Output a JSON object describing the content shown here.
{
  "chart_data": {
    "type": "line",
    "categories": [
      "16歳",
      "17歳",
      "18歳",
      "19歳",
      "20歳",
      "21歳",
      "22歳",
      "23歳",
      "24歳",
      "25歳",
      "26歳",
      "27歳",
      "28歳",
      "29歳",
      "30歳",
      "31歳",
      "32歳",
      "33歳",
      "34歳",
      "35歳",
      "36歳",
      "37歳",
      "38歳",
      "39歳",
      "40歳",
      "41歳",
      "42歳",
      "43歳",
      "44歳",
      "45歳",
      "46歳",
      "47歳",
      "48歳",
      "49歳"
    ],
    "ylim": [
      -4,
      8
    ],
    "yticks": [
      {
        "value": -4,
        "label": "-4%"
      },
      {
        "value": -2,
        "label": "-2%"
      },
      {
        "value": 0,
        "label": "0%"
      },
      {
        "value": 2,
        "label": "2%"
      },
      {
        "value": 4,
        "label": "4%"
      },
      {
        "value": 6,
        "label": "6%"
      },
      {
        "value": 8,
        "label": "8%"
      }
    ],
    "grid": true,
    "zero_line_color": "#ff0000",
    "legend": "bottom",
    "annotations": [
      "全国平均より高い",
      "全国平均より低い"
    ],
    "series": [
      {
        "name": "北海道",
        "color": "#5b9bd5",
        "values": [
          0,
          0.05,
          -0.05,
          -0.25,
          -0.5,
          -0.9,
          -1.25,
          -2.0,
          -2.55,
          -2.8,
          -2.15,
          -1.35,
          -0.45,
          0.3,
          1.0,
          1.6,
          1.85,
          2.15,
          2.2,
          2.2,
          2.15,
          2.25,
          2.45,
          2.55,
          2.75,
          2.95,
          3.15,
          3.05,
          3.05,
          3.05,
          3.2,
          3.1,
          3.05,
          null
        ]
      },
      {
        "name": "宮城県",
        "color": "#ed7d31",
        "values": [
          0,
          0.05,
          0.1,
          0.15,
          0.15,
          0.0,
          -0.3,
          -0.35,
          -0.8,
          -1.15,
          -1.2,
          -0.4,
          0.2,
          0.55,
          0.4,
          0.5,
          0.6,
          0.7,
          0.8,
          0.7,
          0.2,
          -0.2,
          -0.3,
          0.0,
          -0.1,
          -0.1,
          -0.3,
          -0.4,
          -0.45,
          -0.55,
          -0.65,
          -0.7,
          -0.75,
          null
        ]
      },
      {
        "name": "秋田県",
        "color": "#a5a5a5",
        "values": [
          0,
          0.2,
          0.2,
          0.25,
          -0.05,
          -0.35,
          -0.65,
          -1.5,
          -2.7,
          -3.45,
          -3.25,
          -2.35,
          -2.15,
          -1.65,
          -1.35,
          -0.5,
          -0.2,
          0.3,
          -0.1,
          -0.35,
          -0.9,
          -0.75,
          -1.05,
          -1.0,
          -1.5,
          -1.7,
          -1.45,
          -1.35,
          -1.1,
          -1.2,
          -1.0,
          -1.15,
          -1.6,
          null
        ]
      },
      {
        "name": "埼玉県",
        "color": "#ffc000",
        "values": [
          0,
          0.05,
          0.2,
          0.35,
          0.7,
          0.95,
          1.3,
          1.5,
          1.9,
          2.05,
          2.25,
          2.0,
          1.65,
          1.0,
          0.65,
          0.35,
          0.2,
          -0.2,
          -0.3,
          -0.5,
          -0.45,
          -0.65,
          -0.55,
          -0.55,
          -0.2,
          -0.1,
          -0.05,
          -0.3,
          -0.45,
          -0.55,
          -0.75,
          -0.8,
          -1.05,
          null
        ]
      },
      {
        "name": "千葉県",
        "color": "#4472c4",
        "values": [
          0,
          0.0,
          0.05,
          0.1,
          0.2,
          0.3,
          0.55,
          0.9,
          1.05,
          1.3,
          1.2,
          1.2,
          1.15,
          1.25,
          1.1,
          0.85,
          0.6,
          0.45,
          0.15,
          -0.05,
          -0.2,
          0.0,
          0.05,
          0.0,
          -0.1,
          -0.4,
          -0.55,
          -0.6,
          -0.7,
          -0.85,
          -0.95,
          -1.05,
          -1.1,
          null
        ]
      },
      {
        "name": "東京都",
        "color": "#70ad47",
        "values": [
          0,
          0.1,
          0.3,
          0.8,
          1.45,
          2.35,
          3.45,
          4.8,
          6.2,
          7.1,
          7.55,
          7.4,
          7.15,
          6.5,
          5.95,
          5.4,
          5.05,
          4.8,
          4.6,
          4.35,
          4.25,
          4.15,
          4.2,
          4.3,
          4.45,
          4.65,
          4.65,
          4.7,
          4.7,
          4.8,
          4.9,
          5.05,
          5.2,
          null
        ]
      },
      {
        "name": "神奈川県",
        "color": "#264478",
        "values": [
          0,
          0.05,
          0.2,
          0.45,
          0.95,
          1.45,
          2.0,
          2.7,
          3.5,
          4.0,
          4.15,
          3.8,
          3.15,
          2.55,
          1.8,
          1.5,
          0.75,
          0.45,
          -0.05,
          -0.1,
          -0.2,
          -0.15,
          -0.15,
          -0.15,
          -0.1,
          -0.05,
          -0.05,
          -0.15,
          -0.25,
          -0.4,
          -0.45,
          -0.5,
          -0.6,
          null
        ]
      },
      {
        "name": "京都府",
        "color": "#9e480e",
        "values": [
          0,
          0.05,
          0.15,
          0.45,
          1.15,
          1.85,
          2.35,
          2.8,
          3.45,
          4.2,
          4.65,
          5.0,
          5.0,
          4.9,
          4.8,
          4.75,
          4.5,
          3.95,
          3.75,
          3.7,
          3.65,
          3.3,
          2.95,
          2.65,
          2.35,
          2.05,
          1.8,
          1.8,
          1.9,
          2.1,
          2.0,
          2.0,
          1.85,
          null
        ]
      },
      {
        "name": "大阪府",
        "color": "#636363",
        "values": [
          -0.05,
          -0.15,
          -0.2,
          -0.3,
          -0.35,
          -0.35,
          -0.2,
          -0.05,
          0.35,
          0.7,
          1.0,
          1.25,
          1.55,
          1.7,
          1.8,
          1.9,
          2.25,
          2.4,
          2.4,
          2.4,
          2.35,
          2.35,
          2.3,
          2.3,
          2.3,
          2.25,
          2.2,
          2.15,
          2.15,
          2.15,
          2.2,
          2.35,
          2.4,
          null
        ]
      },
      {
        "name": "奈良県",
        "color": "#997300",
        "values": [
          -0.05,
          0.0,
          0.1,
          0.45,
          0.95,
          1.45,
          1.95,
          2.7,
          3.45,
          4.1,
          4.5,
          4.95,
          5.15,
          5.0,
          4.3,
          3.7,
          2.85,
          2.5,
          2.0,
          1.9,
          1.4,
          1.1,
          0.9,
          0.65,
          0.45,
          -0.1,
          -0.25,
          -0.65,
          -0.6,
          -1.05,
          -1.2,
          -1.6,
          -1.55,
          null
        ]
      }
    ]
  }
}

###

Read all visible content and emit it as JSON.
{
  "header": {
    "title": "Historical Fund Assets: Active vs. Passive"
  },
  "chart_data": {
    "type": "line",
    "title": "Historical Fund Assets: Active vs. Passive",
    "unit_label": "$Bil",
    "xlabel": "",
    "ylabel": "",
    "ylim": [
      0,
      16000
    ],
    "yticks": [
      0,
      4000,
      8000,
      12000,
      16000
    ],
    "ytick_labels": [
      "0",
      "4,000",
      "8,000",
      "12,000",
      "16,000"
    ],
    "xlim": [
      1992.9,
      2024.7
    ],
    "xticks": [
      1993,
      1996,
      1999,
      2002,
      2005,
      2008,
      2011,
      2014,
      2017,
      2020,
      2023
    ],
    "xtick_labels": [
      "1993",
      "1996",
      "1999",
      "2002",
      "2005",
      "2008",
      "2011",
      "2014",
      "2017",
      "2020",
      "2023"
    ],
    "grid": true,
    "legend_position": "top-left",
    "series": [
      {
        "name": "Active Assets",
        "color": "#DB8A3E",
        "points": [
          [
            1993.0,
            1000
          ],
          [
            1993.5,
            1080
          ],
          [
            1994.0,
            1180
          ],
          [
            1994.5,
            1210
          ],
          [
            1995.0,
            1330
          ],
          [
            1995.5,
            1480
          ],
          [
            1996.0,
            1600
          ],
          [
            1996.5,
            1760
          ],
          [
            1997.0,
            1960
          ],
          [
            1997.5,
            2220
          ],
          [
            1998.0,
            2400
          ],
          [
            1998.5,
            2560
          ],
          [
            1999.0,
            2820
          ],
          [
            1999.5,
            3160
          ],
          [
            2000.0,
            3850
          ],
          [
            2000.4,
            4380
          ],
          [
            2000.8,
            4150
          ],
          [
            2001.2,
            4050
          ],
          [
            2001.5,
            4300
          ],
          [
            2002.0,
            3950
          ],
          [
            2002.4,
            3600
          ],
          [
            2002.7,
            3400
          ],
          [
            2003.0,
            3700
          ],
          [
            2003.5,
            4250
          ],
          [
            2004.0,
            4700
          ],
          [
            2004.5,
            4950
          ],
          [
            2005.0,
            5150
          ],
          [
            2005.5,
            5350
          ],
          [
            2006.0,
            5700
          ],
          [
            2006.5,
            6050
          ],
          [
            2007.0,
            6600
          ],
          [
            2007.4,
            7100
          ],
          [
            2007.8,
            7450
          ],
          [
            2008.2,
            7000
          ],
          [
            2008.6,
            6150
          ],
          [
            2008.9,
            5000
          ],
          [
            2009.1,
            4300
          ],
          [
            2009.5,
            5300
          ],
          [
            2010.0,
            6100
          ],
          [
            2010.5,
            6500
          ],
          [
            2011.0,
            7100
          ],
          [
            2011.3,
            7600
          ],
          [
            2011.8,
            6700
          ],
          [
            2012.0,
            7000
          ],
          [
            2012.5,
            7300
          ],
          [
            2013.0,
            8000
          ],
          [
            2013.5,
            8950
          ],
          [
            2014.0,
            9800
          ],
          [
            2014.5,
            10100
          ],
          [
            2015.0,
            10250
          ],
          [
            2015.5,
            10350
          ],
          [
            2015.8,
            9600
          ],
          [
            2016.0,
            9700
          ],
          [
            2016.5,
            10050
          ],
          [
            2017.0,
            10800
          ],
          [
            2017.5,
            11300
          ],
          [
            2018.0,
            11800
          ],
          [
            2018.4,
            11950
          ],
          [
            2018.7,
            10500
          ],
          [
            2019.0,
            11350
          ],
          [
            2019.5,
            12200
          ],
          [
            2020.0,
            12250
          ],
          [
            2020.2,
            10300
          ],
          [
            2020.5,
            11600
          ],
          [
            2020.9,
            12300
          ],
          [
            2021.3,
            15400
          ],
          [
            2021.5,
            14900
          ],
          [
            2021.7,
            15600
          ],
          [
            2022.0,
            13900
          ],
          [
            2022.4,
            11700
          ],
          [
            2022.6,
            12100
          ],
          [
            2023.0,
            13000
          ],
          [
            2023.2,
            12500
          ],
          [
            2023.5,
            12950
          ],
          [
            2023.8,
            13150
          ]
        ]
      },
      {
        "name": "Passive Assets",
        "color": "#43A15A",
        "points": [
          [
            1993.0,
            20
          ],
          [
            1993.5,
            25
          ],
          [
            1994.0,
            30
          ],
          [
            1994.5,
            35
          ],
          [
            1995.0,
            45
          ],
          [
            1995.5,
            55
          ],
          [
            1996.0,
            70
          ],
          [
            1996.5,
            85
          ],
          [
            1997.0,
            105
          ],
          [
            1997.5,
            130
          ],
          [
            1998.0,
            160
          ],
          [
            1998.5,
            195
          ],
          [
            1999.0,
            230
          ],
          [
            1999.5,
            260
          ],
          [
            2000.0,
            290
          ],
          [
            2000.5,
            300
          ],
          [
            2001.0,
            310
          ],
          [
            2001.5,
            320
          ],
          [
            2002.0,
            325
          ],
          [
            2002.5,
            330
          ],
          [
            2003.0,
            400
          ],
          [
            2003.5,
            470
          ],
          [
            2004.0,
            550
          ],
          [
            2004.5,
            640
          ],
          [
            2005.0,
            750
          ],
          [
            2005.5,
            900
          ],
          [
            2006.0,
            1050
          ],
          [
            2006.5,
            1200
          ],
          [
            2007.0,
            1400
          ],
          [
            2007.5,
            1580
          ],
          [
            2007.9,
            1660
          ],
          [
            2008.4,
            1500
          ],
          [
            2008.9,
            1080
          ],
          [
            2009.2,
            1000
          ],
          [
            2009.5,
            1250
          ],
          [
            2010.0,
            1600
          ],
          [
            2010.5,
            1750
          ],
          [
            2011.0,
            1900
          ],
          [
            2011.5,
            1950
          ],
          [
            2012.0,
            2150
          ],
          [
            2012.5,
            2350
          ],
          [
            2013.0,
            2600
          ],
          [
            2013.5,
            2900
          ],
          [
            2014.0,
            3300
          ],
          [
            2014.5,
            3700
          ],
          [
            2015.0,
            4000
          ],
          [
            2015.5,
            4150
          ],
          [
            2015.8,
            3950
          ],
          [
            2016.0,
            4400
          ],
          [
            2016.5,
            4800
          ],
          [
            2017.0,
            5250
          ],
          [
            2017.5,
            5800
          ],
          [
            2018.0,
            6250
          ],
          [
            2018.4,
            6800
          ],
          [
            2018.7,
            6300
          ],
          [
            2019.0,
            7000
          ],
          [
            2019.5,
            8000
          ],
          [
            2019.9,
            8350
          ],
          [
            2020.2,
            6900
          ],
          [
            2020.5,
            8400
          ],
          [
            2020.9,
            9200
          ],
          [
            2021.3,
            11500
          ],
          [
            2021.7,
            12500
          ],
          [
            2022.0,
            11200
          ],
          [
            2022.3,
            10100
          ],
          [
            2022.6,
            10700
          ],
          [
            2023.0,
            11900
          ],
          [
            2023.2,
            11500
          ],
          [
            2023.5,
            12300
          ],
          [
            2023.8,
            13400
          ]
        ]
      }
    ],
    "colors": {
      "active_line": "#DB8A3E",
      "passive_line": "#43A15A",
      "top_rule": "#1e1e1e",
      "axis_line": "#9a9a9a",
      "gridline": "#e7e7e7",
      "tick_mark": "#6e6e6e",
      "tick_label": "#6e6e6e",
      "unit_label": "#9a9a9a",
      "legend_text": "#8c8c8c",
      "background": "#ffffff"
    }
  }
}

###

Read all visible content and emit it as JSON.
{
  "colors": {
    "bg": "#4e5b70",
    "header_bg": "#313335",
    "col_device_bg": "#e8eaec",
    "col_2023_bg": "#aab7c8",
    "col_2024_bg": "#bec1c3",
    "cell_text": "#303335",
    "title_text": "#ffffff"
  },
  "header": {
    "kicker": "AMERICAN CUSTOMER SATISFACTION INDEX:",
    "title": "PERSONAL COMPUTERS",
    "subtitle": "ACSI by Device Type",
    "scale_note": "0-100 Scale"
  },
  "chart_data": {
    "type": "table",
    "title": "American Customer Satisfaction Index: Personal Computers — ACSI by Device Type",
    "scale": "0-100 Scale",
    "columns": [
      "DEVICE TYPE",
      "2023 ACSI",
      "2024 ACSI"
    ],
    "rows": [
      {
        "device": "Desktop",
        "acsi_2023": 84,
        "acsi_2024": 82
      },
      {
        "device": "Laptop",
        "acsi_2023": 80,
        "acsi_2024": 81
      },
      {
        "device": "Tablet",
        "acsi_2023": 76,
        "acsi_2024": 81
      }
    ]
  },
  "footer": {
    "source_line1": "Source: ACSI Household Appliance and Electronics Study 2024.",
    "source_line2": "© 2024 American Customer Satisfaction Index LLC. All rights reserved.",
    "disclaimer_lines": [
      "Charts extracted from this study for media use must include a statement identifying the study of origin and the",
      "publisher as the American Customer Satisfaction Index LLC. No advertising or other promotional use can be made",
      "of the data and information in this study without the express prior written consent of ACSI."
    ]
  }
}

###

• Required task: List all lines holding the string "Scale".

• Written answer:
    "scale_note": "0-100 Scale"
    "scale": "0-100 Scale",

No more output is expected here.